— start of Dataset excerpts —

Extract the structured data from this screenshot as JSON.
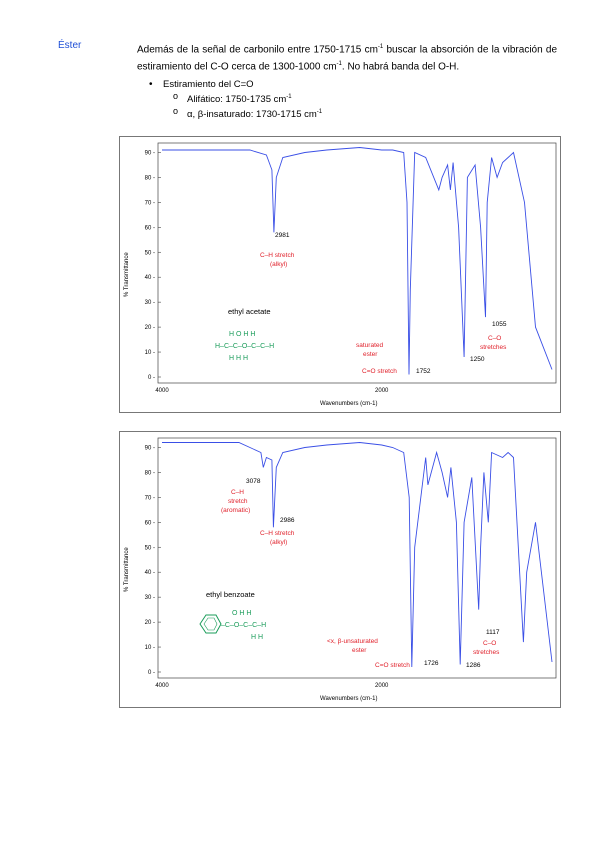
{
  "section_label": "Éster",
  "intro": {
    "part1": "Además de la señal de carbonilo entre 1750-1715 cm",
    "sup1": "-1",
    "part2": " buscar la absorción de la vibración de estiramiento del C-O cerca de 1300-1000 cm",
    "sup2": "-1",
    "part3": ". No habrá banda del O-H."
  },
  "bullet": {
    "title": "Estiramiento del C=O",
    "items": [
      {
        "text": "Alifático: 1750-1735 cm",
        "sup": "-1"
      },
      {
        "text": "α, β-insaturado: 1730-1715 cm",
        "sup": "-1"
      }
    ]
  },
  "spectra": [
    {
      "compound": "ethyl acetate",
      "y_label": "% Transmittance",
      "x_label": "Wavenumbers (cm-1)",
      "y_ticks": [
        "90",
        "80",
        "70",
        "60",
        "50",
        "40",
        "30",
        "20",
        "10",
        "0"
      ],
      "x_ticks": [
        "4000",
        "2000"
      ],
      "peak_labels": [
        "2981",
        "1752",
        "1250",
        "1055"
      ],
      "annotations": {
        "ch": [
          "C–H stretch",
          "(alkyl)"
        ],
        "co_ester": [
          "saturated",
          "ester"
        ],
        "co_stretch": "C=O stretch",
        "c_o": [
          "C–O",
          "stretches"
        ]
      },
      "structure": {
        "top": "H O H H",
        "main": "H–C–C–O–C–C–H",
        "bottom": "H H H"
      },
      "chart_data": {
        "type": "line",
        "xlabel": "Wavenumbers (cm-1)",
        "ylabel": "% Transmittance",
        "xlim": [
          4000,
          450
        ],
        "ylim": [
          0,
          90
        ],
        "x": [
          4000,
          3700,
          3200,
          3050,
          3000,
          2981,
          2960,
          2900,
          2700,
          2500,
          2200,
          2000,
          1900,
          1800,
          1770,
          1752,
          1740,
          1700,
          1600,
          1480,
          1450,
          1400,
          1375,
          1350,
          1300,
          1250,
          1220,
          1150,
          1100,
          1055,
          1040,
          1000,
          950,
          900,
          850,
          800,
          700,
          600,
          450
        ],
        "y": [
          91,
          91,
          91,
          89,
          83,
          58,
          80,
          88,
          90,
          91,
          92,
          91,
          91,
          90,
          70,
          1,
          35,
          90,
          88,
          75,
          80,
          85,
          75,
          86,
          60,
          8,
          80,
          85,
          60,
          24,
          70,
          88,
          80,
          86,
          88,
          90,
          70,
          20,
          3
        ]
      }
    },
    {
      "compound": "ethyl benzoate",
      "y_label": "% Transmittance",
      "x_label": "Wavenumbers (cm-1)",
      "y_ticks": [
        "90",
        "80",
        "70",
        "60",
        "50",
        "40",
        "30",
        "20",
        "10",
        "0"
      ],
      "x_ticks": [
        "4000",
        "2000"
      ],
      "peak_labels": [
        "3078",
        "2986",
        "1726",
        "1286",
        "1117"
      ],
      "annotations": {
        "ch_arom": [
          "C–H",
          "stretch",
          "(aromatic)"
        ],
        "ch": [
          "C–H stretch",
          "(alkyl)"
        ],
        "co_ester": [
          "<x, β-unsaturated",
          "ester"
        ],
        "co_stretch": "C=O stretch",
        "c_o": [
          "C–O",
          "stretches"
        ]
      },
      "structure": {
        "top": "O H H",
        "main": "–C–O–C–C–H",
        "bottom": "H H"
      },
      "chart_data": {
        "type": "line",
        "xlabel": "Wavenumbers (cm-1)",
        "ylabel": "% Transmittance",
        "xlim": [
          4000,
          450
        ],
        "ylim": [
          0,
          90
        ],
        "x": [
          4000,
          3700,
          3300,
          3100,
          3078,
          3050,
          3000,
          2986,
          2960,
          2900,
          2700,
          2500,
          2200,
          2000,
          1900,
          1800,
          1750,
          1726,
          1700,
          1600,
          1580,
          1500,
          1450,
          1400,
          1370,
          1320,
          1286,
          1250,
          1180,
          1117,
          1100,
          1070,
          1030,
          1000,
          900,
          850,
          800,
          710,
          680,
          600,
          450
        ],
        "y": [
          92,
          92,
          92,
          88,
          82,
          86,
          85,
          58,
          82,
          88,
          90,
          91,
          92,
          91,
          90,
          88,
          70,
          2,
          50,
          86,
          75,
          88,
          80,
          70,
          82,
          60,
          3,
          60,
          78,
          25,
          50,
          80,
          60,
          88,
          86,
          88,
          86,
          12,
          40,
          60,
          4
        ]
      }
    }
  ]
}
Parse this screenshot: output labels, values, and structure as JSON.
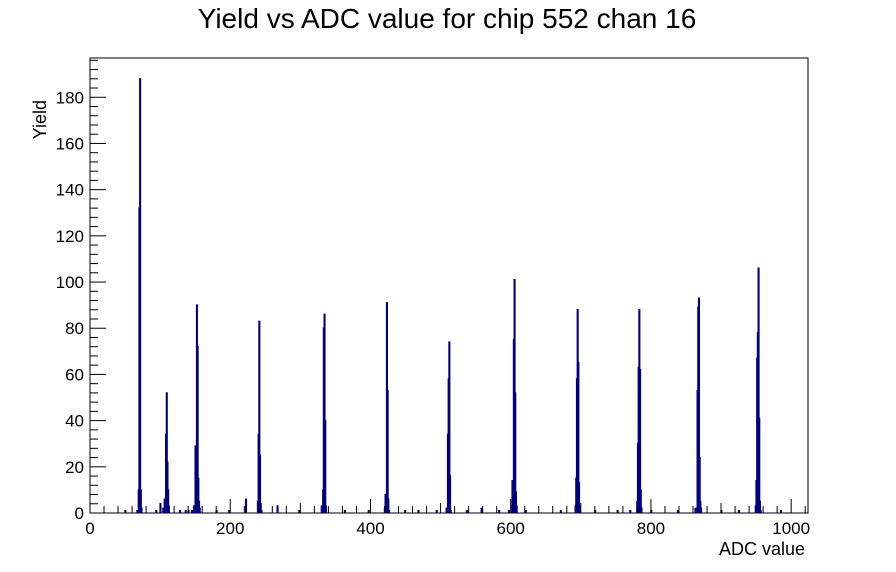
{
  "chart_data": {
    "type": "histogram",
    "title": "Yield vs ADC value for chip 552 chan 16",
    "xlabel": "ADC value",
    "ylabel": "Yield",
    "xlim": [
      0,
      1024
    ],
    "ylim": [
      0,
      197
    ],
    "x_ticks": [
      0,
      200,
      400,
      600,
      800,
      1000
    ],
    "y_ticks": [
      0,
      20,
      40,
      60,
      80,
      100,
      120,
      140,
      160,
      180
    ],
    "grid": false,
    "legend": "none",
    "bin_width": 1,
    "line_color": "#00007f",
    "bins": [
      {
        "x": 50,
        "y": 1
      },
      {
        "x": 67,
        "y": 1
      },
      {
        "x": 69,
        "y": 10
      },
      {
        "x": 70,
        "y": 132
      },
      {
        "x": 71,
        "y": 188
      },
      {
        "x": 72,
        "y": 10
      },
      {
        "x": 73,
        "y": 2
      },
      {
        "x": 94,
        "y": 1
      },
      {
        "x": 100,
        "y": 4
      },
      {
        "x": 104,
        "y": 2
      },
      {
        "x": 106,
        "y": 6
      },
      {
        "x": 108,
        "y": 34
      },
      {
        "x": 109,
        "y": 52
      },
      {
        "x": 110,
        "y": 22
      },
      {
        "x": 111,
        "y": 10
      },
      {
        "x": 112,
        "y": 3
      },
      {
        "x": 128,
        "y": 1
      },
      {
        "x": 136,
        "y": 1
      },
      {
        "x": 140,
        "y": 1
      },
      {
        "x": 145,
        "y": 1
      },
      {
        "x": 148,
        "y": 3
      },
      {
        "x": 150,
        "y": 29
      },
      {
        "x": 152,
        "y": 90
      },
      {
        "x": 153,
        "y": 72
      },
      {
        "x": 154,
        "y": 15
      },
      {
        "x": 155,
        "y": 5
      },
      {
        "x": 156,
        "y": 2
      },
      {
        "x": 180,
        "y": 1
      },
      {
        "x": 198,
        "y": 1
      },
      {
        "x": 222,
        "y": 6
      },
      {
        "x": 239,
        "y": 5
      },
      {
        "x": 240,
        "y": 34
      },
      {
        "x": 241,
        "y": 83
      },
      {
        "x": 242,
        "y": 25
      },
      {
        "x": 243,
        "y": 4
      },
      {
        "x": 244,
        "y": 1
      },
      {
        "x": 267,
        "y": 3
      },
      {
        "x": 298,
        "y": 1
      },
      {
        "x": 330,
        "y": 3
      },
      {
        "x": 332,
        "y": 10
      },
      {
        "x": 333,
        "y": 80
      },
      {
        "x": 334,
        "y": 86
      },
      {
        "x": 335,
        "y": 40
      },
      {
        "x": 336,
        "y": 3
      },
      {
        "x": 363,
        "y": 1
      },
      {
        "x": 397,
        "y": 1
      },
      {
        "x": 420,
        "y": 2
      },
      {
        "x": 421,
        "y": 8
      },
      {
        "x": 423,
        "y": 91
      },
      {
        "x": 424,
        "y": 53
      },
      {
        "x": 425,
        "y": 6
      },
      {
        "x": 426,
        "y": 1
      },
      {
        "x": 449,
        "y": 1
      },
      {
        "x": 468,
        "y": 1
      },
      {
        "x": 494,
        "y": 1
      },
      {
        "x": 508,
        "y": 2
      },
      {
        "x": 510,
        "y": 34
      },
      {
        "x": 511,
        "y": 58
      },
      {
        "x": 512,
        "y": 74
      },
      {
        "x": 513,
        "y": 16
      },
      {
        "x": 514,
        "y": 1
      },
      {
        "x": 537,
        "y": 1
      },
      {
        "x": 558,
        "y": 2
      },
      {
        "x": 583,
        "y": 1
      },
      {
        "x": 597,
        "y": 1
      },
      {
        "x": 601,
        "y": 3
      },
      {
        "x": 602,
        "y": 14
      },
      {
        "x": 603,
        "y": 4
      },
      {
        "x": 604,
        "y": 75
      },
      {
        "x": 605,
        "y": 101
      },
      {
        "x": 606,
        "y": 52
      },
      {
        "x": 607,
        "y": 9
      },
      {
        "x": 608,
        "y": 3
      },
      {
        "x": 621,
        "y": 1
      },
      {
        "x": 671,
        "y": 1
      },
      {
        "x": 692,
        "y": 3
      },
      {
        "x": 693,
        "y": 15
      },
      {
        "x": 694,
        "y": 58
      },
      {
        "x": 695,
        "y": 88
      },
      {
        "x": 696,
        "y": 65
      },
      {
        "x": 697,
        "y": 13
      },
      {
        "x": 698,
        "y": 3
      },
      {
        "x": 720,
        "y": 1
      },
      {
        "x": 752,
        "y": 1
      },
      {
        "x": 770,
        "y": 1
      },
      {
        "x": 780,
        "y": 5
      },
      {
        "x": 781,
        "y": 30
      },
      {
        "x": 782,
        "y": 63
      },
      {
        "x": 783,
        "y": 88
      },
      {
        "x": 784,
        "y": 62
      },
      {
        "x": 785,
        "y": 10
      },
      {
        "x": 786,
        "y": 2
      },
      {
        "x": 800,
        "y": 1
      },
      {
        "x": 838,
        "y": 1
      },
      {
        "x": 863,
        "y": 2
      },
      {
        "x": 866,
        "y": 53
      },
      {
        "x": 867,
        "y": 89
      },
      {
        "x": 868,
        "y": 93
      },
      {
        "x": 869,
        "y": 24
      },
      {
        "x": 870,
        "y": 5
      },
      {
        "x": 871,
        "y": 2
      },
      {
        "x": 900,
        "y": 1
      },
      {
        "x": 925,
        "y": 1
      },
      {
        "x": 949,
        "y": 3
      },
      {
        "x": 950,
        "y": 14
      },
      {
        "x": 951,
        "y": 67
      },
      {
        "x": 952,
        "y": 78
      },
      {
        "x": 953,
        "y": 106
      },
      {
        "x": 954,
        "y": 41
      },
      {
        "x": 955,
        "y": 5
      },
      {
        "x": 956,
        "y": 1
      },
      {
        "x": 985,
        "y": 1
      }
    ]
  }
}
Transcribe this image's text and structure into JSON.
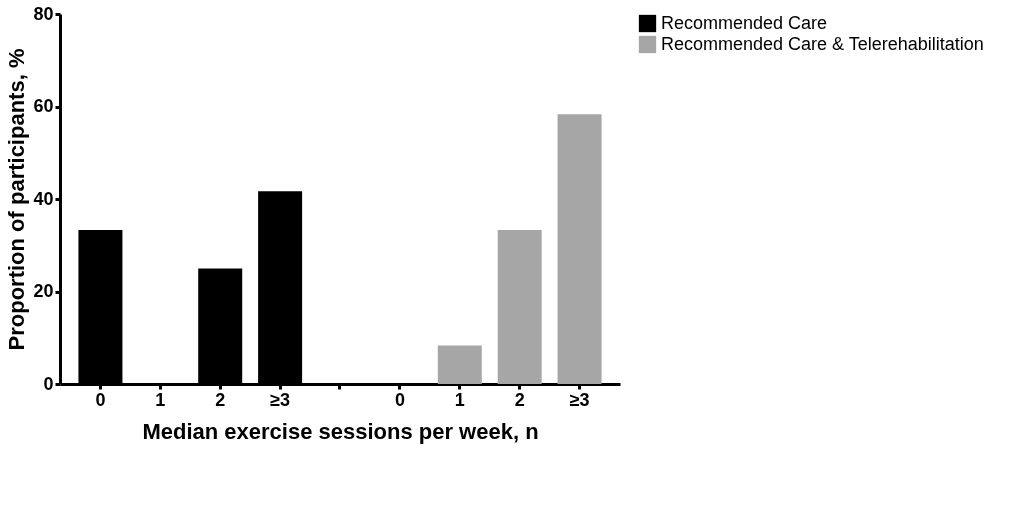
{
  "chart_data": {
    "type": "bar",
    "xlabel": "Median exercise sessions per week, n",
    "ylabel": "Proportion of participants, %",
    "categories": [
      "0",
      "1",
      "2",
      "≥3",
      null,
      "0",
      "1",
      "2",
      "≥3"
    ],
    "series": [
      {
        "name": "Recommended Care",
        "color": "#000000",
        "values": [
          33.3,
          0,
          25,
          41.7,
          null,
          null,
          null,
          null,
          null
        ]
      },
      {
        "name": "Recommended Care & Telerehabilitation",
        "color": "#a6a6a6",
        "values": [
          null,
          null,
          null,
          null,
          null,
          0,
          8.3,
          33.3,
          58.3
        ]
      }
    ],
    "ylim": [
      0,
      80
    ],
    "yticks": [
      0,
      20,
      40,
      60,
      80
    ],
    "grid": false,
    "legend": "right"
  }
}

— end of Dataset excerpts —

**Prompt**
Look over the listing. Pull out every line with the string "compound" in it.

**Answer to this exercise**
      "compound": "ethyl acetate",
      "compound": "ethyl benzoate",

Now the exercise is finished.